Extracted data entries
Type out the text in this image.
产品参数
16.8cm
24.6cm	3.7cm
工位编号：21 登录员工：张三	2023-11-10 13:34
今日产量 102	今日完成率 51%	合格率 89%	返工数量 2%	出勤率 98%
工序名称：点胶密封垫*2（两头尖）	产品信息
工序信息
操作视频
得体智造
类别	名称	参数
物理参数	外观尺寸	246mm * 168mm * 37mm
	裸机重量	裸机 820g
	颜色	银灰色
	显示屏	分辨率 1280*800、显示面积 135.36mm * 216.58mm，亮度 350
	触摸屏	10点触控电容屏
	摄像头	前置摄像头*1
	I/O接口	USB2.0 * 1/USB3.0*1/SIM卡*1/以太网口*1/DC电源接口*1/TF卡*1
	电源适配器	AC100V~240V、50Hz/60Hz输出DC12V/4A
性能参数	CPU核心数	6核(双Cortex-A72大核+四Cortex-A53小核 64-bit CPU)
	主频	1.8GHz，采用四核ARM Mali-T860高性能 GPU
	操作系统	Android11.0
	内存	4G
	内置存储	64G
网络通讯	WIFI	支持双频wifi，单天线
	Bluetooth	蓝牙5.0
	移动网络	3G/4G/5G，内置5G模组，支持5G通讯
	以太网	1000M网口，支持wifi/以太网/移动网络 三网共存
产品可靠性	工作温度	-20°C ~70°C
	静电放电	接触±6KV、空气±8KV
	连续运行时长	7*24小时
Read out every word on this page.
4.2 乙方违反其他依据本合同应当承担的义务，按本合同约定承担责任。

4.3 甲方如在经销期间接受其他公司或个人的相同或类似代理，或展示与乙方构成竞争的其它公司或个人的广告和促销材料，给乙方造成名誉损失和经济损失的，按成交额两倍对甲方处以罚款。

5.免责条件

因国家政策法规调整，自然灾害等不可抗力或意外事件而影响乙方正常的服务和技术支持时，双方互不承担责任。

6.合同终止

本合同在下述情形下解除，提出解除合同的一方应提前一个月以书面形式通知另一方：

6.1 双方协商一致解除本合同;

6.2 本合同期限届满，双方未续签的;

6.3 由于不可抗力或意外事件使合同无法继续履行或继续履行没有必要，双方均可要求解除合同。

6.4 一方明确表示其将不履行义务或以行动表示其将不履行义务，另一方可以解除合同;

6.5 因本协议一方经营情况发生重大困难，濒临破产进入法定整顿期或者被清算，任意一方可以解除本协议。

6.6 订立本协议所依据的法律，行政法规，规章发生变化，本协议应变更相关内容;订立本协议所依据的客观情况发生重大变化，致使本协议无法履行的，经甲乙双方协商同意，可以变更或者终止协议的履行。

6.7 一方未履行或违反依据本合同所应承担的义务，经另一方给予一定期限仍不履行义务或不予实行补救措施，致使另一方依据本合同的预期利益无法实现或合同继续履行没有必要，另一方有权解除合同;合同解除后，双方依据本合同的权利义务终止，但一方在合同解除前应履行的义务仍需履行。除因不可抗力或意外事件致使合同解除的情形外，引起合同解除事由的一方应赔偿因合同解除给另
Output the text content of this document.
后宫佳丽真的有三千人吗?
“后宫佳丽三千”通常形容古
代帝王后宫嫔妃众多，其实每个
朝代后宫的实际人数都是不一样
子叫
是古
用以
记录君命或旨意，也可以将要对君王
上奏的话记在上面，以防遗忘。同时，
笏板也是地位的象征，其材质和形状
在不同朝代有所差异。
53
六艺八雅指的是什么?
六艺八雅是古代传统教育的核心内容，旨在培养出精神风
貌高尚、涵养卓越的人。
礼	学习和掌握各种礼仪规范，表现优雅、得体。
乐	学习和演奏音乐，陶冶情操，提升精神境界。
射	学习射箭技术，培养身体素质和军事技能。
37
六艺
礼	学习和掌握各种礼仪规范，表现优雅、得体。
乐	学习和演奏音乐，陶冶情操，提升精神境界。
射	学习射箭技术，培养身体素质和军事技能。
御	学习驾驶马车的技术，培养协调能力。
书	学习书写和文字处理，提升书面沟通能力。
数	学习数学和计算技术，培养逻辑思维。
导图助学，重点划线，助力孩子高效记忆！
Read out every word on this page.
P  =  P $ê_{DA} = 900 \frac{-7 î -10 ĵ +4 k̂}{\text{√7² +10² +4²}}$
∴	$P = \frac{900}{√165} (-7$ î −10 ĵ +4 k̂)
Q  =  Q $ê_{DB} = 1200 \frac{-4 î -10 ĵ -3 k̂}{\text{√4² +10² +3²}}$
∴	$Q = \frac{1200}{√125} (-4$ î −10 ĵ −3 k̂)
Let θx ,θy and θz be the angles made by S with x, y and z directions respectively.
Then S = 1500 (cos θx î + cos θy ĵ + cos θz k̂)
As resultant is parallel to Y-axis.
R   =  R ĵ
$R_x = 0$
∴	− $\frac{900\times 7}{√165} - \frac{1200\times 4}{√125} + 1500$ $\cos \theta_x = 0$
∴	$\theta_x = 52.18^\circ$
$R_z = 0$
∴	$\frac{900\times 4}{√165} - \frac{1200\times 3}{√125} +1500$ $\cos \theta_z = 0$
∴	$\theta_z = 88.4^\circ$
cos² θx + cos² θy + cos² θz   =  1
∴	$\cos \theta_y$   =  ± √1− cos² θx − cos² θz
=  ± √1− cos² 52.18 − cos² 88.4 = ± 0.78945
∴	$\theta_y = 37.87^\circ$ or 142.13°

* [GIVEN EXERCISE] Restate the listing above word for word.

* [RESULT OF THE TASK]
Type out the text in this image.
产品参数
16.8cm
24.6cm	3.7cm
工位编号：21 登录员工：张三	2023-11-10 13:34
今日产量 102	今日完成率 51%	合格率 89%	返工数量 2%	出勤率 98%
工序名称：点胶密封垫*2（两头尖）	产品信息
工序信息
操作视频
得体智造
类别	名称	参数
物理参数	外观尺寸	246mm * 168mm * 37mm
	裸机重量	裸机 820g
	颜色	银灰色
	显示屏	分辨率 1280*800、显示面积 135.36mm * 216.58mm，亮度 350
	触摸屏	10点触控电容屏
	摄像头	前置摄像头*1
	I/O接口	USB2.0 * 1/USB3.0*1/SIM卡*1/以太网口*1/DC电源接口*1/TF卡*1
	电源适配器	AC100V~240V、50Hz/60Hz输出DC12V/4A
性能参数	CPU核心数	6核(双Cortex-A72大核+四Cortex-A53小核 64-bit CPU)
	主频	1.8GHz，采用四核ARM Mali-T860高性能 GPU
	操作系统	Android11.0
	内存	4G
	内置存储	64G
网络通讯	WIFI	支持双频wifi，单天线
	Bluetooth	蓝牙5.0
	移动网络	3G/4G/5G，内置5G模组，支持5G通讯
	以太网	1000M网口，支持wifi/以太网/移动网络 三网共存
产品可靠性	工作温度	-20°C ~70°C
	静电放电	接触±6KV、空气±8KV
	连续运行时长	7*24小时
Read out every word on this page.
4.2 乙方违反其他依据本合同应当承担的义务，按本合同约定承担责任。

4.3 甲方如在经销期间接受其他公司或个人的相同或类似代理，或展示与乙方构成竞争的其它公司或个人的广告和促销材料，给乙方造成名誉损失和经济损失的，按成交额两倍对甲方处以罚款。

5.免责条件

因国家政策法规调整，自然灾害等不可抗力或意外事件而影响乙方正常的服务和技术支持时，双方互不承担责任。

6.合同终止

本合同在下述情形下解除，提出解除合同的一方应提前一个月以书面形式通知另一方：

6.1 双方协商一致解除本合同;

6.2 本合同期限届满，双方未续签的;

6.3 由于不可抗力或意外事件使合同无法继续履行或继续履行没有必要，双方均可要求解除合同。

6.4 一方明确表示其将不履行义务或以行动表示其将不履行义务，另一方可以解除合同;

6.5 因本协议一方经营情况发生重大困难，濒临破产进入法定整顿期或者被清算，任意一方可以解除本协议。

6.6 订立本协议所依据的法律，行政法规，规章发生变化，本协议应变更相关内容;订立本协议所依据的客观情况发生重大变化，致使本协议无法履行的，经甲乙双方协商同意，可以变更或者终止协议的履行。

6.7 一方未履行或违反依据本合同所应承担的义务，经另一方给予一定期限仍不履行义务或不予实行补救措施，致使另一方依据本合同的预期利益无法实现或合同继续履行没有必要，另一方有权解除合同;合同解除后，双方依据本合同的权利义务终止，但一方在合同解除前应履行的义务仍需履行。除因不可抗力或意外事件致使合同解除的情形外，引起合同解除事由的一方应赔偿因合同解除给另
Output the text content of this document.
后宫佳丽真的有三千人吗?
“后宫佳丽三千”通常形容古
代帝王后宫嫔妃众多，其实每个
朝代后宫的实际人数都是不一样
子叫
是古
用以
记录君命或旨意，也可以将要对君王
上奏的话记在上面，以防遗忘。同时，
笏板也是地位的象征，其材质和形状
在不同朝代有所差异。
53
六艺八雅指的是什么?
六艺八雅是古代传统教育的核心内容，旨在培养出精神风
貌高尚、涵养卓越的人。
礼	学习和掌握各种礼仪规范，表现优雅、得体。
乐	学习和演奏音乐，陶冶情操，提升精神境界。
射	学习射箭技术，培养身体素质和军事技能。
37
六艺
礼	学习和掌握各种礼仪规范，表现优雅、得体。
乐	学习和演奏音乐，陶冶情操，提升精神境界。
射	学习射箭技术，培养身体素质和军事技能。
御	学习驾驶马车的技术，培养协调能力。
书	学习书写和文字处理，提升书面沟通能力。
数	学习数学和计算技术，培养逻辑思维。
导图助学，重点划线，助力孩子高效记忆！
Read out every word on this page.
P  =  P $ê_{DA} = 900 \frac{-7 î -10 ĵ +4 k̂}{\text{√7² +10² +4²}}$
∴	$P = \frac{900}{√165} (-7$ î −10 ĵ +4 k̂)
Q  =  Q $ê_{DB} = 1200 \frac{-4 î -10 ĵ -3 k̂}{\text{√4² +10² +3²}}$
∴	$Q = \frac{1200}{√125} (-4$ î −10 ĵ −3 k̂)
Let θx ,θy and θz be the angles made by S with x, y and z directions respectively.
Then S = 1500 (cos θx î + cos θy ĵ + cos θz k̂)
As resultant is parallel to Y-axis.
R   =  R ĵ
$R_x = 0$
∴	− $\frac{900\times 7}{√165} - \frac{1200\times 4}{√125} + 1500$ $\cos \theta_x = 0$
∴	$\theta_x = 52.18^\circ$
$R_z = 0$
∴	$\frac{900\times 4}{√165} - \frac{1200\times 3}{√125} +1500$ $\cos \theta_z = 0$
∴	$\theta_z = 88.4^\circ$
cos² θx + cos² θy + cos² θz   =  1
∴	$\cos \theta_y$   =  ± √1− cos² θx − cos² θz
=  ± √1− cos² 52.18 − cos² 88.4 = ± 0.78945
∴	$\theta_y = 37.87^\circ$ or 142.13°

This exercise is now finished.